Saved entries
[start]

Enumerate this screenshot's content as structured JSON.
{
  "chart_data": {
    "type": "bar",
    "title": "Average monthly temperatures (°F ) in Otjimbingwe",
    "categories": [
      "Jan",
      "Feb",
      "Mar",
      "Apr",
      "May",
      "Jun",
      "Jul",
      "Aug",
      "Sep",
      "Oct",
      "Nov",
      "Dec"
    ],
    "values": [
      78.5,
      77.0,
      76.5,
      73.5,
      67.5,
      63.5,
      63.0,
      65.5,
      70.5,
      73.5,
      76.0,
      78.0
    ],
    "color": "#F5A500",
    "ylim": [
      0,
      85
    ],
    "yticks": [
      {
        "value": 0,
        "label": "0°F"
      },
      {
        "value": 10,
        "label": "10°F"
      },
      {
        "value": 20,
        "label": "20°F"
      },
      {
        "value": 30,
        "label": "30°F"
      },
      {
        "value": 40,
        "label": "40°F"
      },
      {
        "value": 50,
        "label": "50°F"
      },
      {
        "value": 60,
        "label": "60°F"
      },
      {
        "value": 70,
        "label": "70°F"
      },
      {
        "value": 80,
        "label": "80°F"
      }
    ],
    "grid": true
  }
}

[end]

Instruction:
List each line of the records that holds the string "label".

The response:
        "label": "0°F"
        "label": "10°F"
        "label": "20°F"
        "label": "30°F"
        "label": "40°F"
        "label": "50°F"
        "label": "60°F"
        "label": "70°F"
        "label": "80°F"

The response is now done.